### Exercise details
All of the data needs to be repeated exactly.
**** Task input ****
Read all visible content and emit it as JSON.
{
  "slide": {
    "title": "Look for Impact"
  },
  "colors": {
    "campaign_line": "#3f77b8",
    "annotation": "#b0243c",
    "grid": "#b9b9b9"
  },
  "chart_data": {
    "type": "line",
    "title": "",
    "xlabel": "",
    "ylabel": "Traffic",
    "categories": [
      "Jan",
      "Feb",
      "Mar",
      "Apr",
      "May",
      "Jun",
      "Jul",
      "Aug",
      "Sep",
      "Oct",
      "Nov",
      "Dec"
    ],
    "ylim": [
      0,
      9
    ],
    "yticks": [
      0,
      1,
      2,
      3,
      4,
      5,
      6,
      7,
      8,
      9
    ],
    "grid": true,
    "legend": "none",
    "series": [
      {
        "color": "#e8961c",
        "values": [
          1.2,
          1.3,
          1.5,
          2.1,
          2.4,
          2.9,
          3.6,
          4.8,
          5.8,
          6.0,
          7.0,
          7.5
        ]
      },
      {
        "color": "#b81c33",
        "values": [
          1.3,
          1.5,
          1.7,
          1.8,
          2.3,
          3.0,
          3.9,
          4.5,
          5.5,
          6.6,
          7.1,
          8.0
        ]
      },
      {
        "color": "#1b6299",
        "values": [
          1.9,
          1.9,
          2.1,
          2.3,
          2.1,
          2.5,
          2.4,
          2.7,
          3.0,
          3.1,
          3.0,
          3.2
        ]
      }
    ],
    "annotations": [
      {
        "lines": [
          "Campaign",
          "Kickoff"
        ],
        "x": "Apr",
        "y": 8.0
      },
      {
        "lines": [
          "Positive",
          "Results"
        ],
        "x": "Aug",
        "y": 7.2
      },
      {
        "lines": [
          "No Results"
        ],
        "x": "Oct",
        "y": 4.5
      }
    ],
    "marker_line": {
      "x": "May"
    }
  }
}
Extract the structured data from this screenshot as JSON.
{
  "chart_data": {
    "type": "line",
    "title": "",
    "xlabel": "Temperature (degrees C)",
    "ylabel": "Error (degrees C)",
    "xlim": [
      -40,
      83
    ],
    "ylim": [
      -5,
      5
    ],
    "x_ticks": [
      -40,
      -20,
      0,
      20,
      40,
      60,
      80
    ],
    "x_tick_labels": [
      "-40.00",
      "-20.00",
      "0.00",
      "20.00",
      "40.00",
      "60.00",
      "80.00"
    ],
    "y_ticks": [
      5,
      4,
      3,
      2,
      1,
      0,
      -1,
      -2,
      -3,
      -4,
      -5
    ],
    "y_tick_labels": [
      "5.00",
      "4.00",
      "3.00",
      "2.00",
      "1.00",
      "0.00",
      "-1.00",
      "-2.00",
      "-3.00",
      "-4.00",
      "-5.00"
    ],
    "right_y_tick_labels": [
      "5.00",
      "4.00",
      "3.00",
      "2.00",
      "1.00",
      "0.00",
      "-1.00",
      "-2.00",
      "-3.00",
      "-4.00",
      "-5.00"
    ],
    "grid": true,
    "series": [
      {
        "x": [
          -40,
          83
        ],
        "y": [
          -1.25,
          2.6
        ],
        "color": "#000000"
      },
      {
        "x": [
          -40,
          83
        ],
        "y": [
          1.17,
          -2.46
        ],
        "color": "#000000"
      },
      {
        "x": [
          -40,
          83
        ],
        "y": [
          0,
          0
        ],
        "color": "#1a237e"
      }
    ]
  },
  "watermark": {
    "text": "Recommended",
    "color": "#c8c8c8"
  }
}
****
### Task output
Read all visible content and emit it as JSON.
{
  "slide": {
    "title": "Look for Impact"
  },
  "colors": {
    "campaign_line": "#3f77b8",
    "annotation": "#b0243c",
    "grid": "#b9b9b9"
  },
  "chart_data": {
    "type": "line",
    "title": "",
    "xlabel": "",
    "ylabel": "Traffic",
    "categories": [
      "Jan",
      "Feb",
      "Mar",
      "Apr",
      "May",
      "Jun",
      "Jul",
      "Aug",
      "Sep",
      "Oct",
      "Nov",
      "Dec"
    ],
    "ylim": [
      0,
      9
    ],
    "yticks": [
      0,
      1,
      2,
      3,
      4,
      5,
      6,
      7,
      8,
      9
    ],
    "grid": true,
    "legend": "none",
    "series": [
      {
        "color": "#e8961c",
        "values": [
          1.2,
          1.3,
          1.5,
          2.1,
          2.4,
          2.9,
          3.6,
          4.8,
          5.8,
          6.0,
          7.0,
          7.5
        ]
      },
      {
        "color": "#b81c33",
        "values": [
          1.3,
          1.5,
          1.7,
          1.8,
          2.3,
          3.0,
          3.9,
          4.5,
          5.5,
          6.6,
          7.1,
          8.0
        ]
      },
      {
        "color": "#1b6299",
        "values": [
          1.9,
          1.9,
          2.1,
          2.3,
          2.1,
          2.5,
          2.4,
          2.7,
          3.0,
          3.1,
          3.0,
          3.2
        ]
      }
    ],
    "annotations": [
      {
        "lines": [
          "Campaign",
          "Kickoff"
        ],
        "x": "Apr",
        "y": 8.0
      },
      {
        "lines": [
          "Positive",
          "Results"
        ],
        "x": "Aug",
        "y": 7.2
      },
      {
        "lines": [
          "No Results"
        ],
        "x": "Oct",
        "y": 4.5
      }
    ],
    "marker_line": {
      "x": "May"
    }
  }
}
Extract the structured data from this screenshot as JSON.
{
  "chart_data": {
    "type": "line",
    "title": "",
    "xlabel": "Temperature (degrees C)",
    "ylabel": "Error (degrees C)",
    "xlim": [
      -40,
      83
    ],
    "ylim": [
      -5,
      5
    ],
    "x_ticks": [
      -40,
      -20,
      0,
      20,
      40,
      60,
      80
    ],
    "x_tick_labels": [
      "-40.00",
      "-20.00",
      "0.00",
      "20.00",
      "40.00",
      "60.00",
      "80.00"
    ],
    "y_ticks": [
      5,
      4,
      3,
      2,
      1,
      0,
      -1,
      -2,
      -3,
      -4,
      -5
    ],
    "y_tick_labels": [
      "5.00",
      "4.00",
      "3.00",
      "2.00",
      "1.00",
      "0.00",
      "-1.00",
      "-2.00",
      "-3.00",
      "-4.00",
      "-5.00"
    ],
    "right_y_tick_labels": [
      "5.00",
      "4.00",
      "3.00",
      "2.00",
      "1.00",
      "0.00",
      "-1.00",
      "-2.00",
      "-3.00",
      "-4.00",
      "-5.00"
    ],
    "grid": true,
    "series": [
      {
        "x": [
          -40,
          83
        ],
        "y": [
          -1.25,
          2.6
        ],
        "color": "#000000"
      },
      {
        "x": [
          -40,
          83
        ],
        "y": [
          1.17,
          -2.46
        ],
        "color": "#000000"
      },
      {
        "x": [
          -40,
          83
        ],
        "y": [
          0,
          0
        ],
        "color": "#1a237e"
      }
    ]
  },
  "watermark": {
    "text": "Recommended",
    "color": "#c8c8c8"
  }
}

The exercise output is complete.